--- begin DATA TO PROCESS ---
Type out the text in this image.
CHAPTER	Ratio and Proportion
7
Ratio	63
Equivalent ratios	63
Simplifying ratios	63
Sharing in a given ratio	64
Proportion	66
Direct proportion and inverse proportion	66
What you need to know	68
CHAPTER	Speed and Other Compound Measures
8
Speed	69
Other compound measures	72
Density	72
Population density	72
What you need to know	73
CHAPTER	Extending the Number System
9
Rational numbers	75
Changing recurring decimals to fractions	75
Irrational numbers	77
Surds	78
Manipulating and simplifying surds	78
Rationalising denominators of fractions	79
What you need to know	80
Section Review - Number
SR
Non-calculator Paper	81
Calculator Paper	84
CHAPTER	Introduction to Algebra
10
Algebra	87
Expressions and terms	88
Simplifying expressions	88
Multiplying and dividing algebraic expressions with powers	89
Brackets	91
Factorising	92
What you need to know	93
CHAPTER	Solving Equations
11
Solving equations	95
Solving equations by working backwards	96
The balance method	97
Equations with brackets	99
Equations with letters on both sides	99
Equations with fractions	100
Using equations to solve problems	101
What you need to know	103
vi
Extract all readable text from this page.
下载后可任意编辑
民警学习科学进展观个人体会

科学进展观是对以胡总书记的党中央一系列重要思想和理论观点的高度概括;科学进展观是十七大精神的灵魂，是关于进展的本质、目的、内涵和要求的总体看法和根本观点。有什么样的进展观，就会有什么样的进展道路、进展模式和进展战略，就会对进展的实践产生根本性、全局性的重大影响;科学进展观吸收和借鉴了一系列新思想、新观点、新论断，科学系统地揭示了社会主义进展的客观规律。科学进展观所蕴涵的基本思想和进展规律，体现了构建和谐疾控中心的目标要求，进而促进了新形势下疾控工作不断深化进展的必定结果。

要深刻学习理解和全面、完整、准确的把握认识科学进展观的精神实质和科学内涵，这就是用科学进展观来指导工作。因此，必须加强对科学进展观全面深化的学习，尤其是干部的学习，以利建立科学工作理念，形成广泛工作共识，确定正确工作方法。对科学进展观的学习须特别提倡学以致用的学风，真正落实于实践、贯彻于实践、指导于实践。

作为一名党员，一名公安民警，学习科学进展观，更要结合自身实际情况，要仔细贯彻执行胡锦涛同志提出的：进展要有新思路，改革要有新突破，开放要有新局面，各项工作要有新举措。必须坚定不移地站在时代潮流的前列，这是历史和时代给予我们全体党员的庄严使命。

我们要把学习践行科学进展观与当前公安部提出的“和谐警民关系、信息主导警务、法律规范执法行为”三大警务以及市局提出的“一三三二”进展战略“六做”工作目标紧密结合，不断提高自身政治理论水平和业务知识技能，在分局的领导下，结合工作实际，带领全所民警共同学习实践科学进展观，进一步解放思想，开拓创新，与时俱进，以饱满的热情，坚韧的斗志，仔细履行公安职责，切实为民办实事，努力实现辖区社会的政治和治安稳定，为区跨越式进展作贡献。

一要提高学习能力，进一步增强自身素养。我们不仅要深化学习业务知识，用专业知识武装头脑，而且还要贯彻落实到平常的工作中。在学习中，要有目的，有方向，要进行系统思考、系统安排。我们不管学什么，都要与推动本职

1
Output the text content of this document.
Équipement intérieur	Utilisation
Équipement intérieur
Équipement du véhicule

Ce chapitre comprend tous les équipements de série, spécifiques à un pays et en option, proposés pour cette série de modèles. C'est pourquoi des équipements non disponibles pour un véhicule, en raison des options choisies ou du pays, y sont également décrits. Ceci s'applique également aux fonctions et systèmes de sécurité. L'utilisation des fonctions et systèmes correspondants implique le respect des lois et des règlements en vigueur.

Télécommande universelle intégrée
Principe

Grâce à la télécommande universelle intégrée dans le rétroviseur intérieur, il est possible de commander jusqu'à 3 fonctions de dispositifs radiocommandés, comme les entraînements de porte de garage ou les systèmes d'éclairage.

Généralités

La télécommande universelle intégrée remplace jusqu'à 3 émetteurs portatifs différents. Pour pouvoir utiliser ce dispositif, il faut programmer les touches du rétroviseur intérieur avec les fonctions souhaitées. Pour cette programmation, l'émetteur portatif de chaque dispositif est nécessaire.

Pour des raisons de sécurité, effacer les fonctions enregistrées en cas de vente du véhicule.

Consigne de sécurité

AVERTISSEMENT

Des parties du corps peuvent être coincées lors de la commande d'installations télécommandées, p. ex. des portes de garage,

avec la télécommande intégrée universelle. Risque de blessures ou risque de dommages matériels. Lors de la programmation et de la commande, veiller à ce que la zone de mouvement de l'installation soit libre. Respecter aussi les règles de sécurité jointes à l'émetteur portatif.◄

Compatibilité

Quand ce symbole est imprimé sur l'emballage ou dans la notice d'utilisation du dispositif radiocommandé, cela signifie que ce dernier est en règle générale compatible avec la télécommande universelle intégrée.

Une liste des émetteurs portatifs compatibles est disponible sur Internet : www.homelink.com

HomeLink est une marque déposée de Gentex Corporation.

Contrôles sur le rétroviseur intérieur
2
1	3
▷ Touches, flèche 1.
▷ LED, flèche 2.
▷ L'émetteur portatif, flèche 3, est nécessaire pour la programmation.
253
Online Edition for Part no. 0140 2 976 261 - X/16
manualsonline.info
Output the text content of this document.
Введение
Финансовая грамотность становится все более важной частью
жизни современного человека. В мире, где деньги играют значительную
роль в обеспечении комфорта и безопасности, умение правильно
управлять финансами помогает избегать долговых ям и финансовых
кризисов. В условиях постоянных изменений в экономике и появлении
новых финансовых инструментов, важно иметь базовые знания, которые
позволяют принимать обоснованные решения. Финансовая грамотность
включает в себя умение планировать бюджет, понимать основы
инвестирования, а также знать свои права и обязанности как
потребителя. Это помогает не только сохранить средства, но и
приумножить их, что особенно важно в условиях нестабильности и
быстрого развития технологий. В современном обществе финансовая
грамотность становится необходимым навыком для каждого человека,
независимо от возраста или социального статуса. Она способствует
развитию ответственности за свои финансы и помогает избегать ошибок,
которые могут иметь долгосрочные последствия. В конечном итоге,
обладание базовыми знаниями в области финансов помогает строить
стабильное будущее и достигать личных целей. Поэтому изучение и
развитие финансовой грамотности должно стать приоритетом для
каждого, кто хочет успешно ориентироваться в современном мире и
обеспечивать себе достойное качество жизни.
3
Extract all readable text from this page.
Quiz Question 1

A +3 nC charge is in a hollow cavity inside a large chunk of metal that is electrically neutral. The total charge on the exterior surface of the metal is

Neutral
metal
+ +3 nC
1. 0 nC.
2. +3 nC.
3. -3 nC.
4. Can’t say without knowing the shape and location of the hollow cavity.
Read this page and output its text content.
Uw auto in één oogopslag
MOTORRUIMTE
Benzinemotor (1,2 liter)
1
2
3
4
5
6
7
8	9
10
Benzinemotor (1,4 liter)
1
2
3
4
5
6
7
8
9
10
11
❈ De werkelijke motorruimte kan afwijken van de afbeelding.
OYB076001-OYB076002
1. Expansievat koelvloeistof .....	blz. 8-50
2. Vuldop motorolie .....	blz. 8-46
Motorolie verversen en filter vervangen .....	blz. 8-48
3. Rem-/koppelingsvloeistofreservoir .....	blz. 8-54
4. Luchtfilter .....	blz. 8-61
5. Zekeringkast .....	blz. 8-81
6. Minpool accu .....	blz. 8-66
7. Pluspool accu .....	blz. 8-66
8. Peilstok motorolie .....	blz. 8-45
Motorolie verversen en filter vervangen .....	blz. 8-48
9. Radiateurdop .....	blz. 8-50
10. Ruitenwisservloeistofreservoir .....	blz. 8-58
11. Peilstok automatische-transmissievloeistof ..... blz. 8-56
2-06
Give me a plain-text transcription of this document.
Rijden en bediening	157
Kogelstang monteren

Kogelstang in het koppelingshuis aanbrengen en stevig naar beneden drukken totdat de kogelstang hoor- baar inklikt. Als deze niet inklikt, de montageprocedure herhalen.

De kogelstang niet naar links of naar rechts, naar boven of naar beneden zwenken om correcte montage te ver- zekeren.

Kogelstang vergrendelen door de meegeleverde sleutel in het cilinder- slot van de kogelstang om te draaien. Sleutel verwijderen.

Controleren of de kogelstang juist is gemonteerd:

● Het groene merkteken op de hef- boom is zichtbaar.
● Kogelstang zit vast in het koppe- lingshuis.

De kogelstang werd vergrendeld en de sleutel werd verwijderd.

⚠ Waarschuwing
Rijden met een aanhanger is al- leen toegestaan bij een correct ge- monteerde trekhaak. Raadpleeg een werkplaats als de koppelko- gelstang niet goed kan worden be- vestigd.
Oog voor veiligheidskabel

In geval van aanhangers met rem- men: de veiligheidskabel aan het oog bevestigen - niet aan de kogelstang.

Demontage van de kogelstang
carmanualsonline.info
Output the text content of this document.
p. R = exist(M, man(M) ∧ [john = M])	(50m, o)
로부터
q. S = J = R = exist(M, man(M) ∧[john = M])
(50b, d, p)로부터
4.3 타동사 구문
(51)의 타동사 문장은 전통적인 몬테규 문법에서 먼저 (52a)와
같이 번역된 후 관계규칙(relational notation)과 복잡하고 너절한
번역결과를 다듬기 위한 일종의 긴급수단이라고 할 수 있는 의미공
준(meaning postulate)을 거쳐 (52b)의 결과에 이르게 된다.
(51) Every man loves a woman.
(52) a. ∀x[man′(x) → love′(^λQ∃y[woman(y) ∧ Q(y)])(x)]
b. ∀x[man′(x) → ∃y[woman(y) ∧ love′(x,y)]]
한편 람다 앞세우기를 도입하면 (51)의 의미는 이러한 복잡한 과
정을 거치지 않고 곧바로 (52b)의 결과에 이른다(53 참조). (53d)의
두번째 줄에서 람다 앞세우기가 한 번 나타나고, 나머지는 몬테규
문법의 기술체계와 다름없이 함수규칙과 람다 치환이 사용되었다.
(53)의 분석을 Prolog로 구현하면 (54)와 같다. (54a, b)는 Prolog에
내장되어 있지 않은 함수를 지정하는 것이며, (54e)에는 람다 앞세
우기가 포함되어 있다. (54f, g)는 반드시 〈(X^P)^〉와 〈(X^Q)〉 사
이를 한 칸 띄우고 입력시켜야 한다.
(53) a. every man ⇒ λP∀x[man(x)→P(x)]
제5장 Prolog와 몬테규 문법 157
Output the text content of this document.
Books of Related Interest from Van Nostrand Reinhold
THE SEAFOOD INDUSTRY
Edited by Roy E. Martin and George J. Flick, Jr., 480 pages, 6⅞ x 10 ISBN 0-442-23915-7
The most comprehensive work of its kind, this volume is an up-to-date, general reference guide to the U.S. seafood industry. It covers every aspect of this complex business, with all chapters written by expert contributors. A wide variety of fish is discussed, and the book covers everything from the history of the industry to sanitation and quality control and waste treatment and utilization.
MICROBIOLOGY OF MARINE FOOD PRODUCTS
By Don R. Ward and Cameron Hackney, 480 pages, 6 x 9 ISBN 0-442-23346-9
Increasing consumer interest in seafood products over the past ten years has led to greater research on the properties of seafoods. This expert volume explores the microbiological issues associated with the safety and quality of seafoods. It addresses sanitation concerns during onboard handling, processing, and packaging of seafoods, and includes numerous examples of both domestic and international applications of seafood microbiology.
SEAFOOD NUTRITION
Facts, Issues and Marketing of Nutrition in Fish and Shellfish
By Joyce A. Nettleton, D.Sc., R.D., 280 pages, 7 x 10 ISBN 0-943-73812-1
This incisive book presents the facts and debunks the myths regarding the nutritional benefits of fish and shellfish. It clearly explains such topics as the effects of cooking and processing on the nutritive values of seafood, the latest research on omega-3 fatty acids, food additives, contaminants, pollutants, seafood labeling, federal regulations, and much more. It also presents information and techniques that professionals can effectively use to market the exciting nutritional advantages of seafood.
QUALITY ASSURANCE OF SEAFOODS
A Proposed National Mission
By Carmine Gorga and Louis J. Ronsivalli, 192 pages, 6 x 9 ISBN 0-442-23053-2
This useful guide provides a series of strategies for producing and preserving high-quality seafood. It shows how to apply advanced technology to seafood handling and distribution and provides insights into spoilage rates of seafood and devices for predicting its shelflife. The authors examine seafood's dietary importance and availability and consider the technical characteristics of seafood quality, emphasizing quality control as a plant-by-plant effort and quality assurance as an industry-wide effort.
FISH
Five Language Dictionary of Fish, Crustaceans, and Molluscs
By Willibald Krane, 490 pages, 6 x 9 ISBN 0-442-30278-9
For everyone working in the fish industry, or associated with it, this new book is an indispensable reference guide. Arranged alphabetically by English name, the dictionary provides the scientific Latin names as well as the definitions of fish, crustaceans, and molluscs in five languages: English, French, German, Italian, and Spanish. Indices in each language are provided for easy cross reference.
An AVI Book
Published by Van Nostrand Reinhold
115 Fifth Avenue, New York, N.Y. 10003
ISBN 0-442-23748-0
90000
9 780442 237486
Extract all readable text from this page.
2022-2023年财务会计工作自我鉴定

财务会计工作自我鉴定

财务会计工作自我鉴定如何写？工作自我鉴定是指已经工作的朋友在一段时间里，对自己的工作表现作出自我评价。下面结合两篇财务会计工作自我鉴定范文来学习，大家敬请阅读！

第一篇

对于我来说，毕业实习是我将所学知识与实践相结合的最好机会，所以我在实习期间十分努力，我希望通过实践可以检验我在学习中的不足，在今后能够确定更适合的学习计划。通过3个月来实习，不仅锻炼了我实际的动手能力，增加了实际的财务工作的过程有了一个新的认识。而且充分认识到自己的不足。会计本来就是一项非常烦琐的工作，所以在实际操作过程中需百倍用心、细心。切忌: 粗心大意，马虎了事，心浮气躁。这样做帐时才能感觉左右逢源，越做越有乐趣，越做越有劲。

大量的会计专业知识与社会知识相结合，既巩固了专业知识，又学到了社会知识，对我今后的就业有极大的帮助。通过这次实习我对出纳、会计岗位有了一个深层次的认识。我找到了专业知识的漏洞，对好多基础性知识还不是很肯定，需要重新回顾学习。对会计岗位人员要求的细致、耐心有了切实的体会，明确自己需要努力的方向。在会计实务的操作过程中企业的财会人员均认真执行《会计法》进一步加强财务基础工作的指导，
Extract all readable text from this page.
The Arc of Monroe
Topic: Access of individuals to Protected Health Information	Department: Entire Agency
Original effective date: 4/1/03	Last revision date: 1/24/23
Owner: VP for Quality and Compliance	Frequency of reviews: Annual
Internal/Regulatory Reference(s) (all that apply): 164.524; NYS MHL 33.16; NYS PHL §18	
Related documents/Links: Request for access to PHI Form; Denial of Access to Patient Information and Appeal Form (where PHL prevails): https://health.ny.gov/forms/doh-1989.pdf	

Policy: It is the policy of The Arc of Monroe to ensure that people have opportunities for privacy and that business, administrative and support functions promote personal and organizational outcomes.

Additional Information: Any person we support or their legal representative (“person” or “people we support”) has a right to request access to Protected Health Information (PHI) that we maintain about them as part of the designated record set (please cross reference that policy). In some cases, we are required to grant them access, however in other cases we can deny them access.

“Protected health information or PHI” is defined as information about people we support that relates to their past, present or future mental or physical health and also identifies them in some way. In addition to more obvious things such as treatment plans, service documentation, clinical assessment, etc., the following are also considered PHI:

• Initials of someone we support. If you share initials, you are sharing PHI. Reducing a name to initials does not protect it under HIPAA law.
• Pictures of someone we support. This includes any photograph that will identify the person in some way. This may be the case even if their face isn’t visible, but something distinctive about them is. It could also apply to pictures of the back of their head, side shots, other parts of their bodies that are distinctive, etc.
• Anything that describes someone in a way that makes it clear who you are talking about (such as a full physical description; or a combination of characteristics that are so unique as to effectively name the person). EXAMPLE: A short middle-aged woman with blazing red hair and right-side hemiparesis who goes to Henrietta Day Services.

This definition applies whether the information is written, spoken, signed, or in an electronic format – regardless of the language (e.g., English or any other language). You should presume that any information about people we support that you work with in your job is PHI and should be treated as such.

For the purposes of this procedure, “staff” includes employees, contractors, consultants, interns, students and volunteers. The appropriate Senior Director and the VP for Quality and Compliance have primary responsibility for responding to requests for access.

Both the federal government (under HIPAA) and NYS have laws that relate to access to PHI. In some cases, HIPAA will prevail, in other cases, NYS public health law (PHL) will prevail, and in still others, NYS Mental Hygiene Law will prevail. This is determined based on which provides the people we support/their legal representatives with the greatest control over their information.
--- end DATA TO PROCESS ---
_WHAT IS ASKED:_
Locate the string "грамотность" in the listing above and copy every line where it occurs.

_SOLUTION:_
Финансовая грамотность становится все более важной частью
позволяют принимать обоснованные решения. Финансовая грамотность
грамотность становится необходимым навыком для каждого человека,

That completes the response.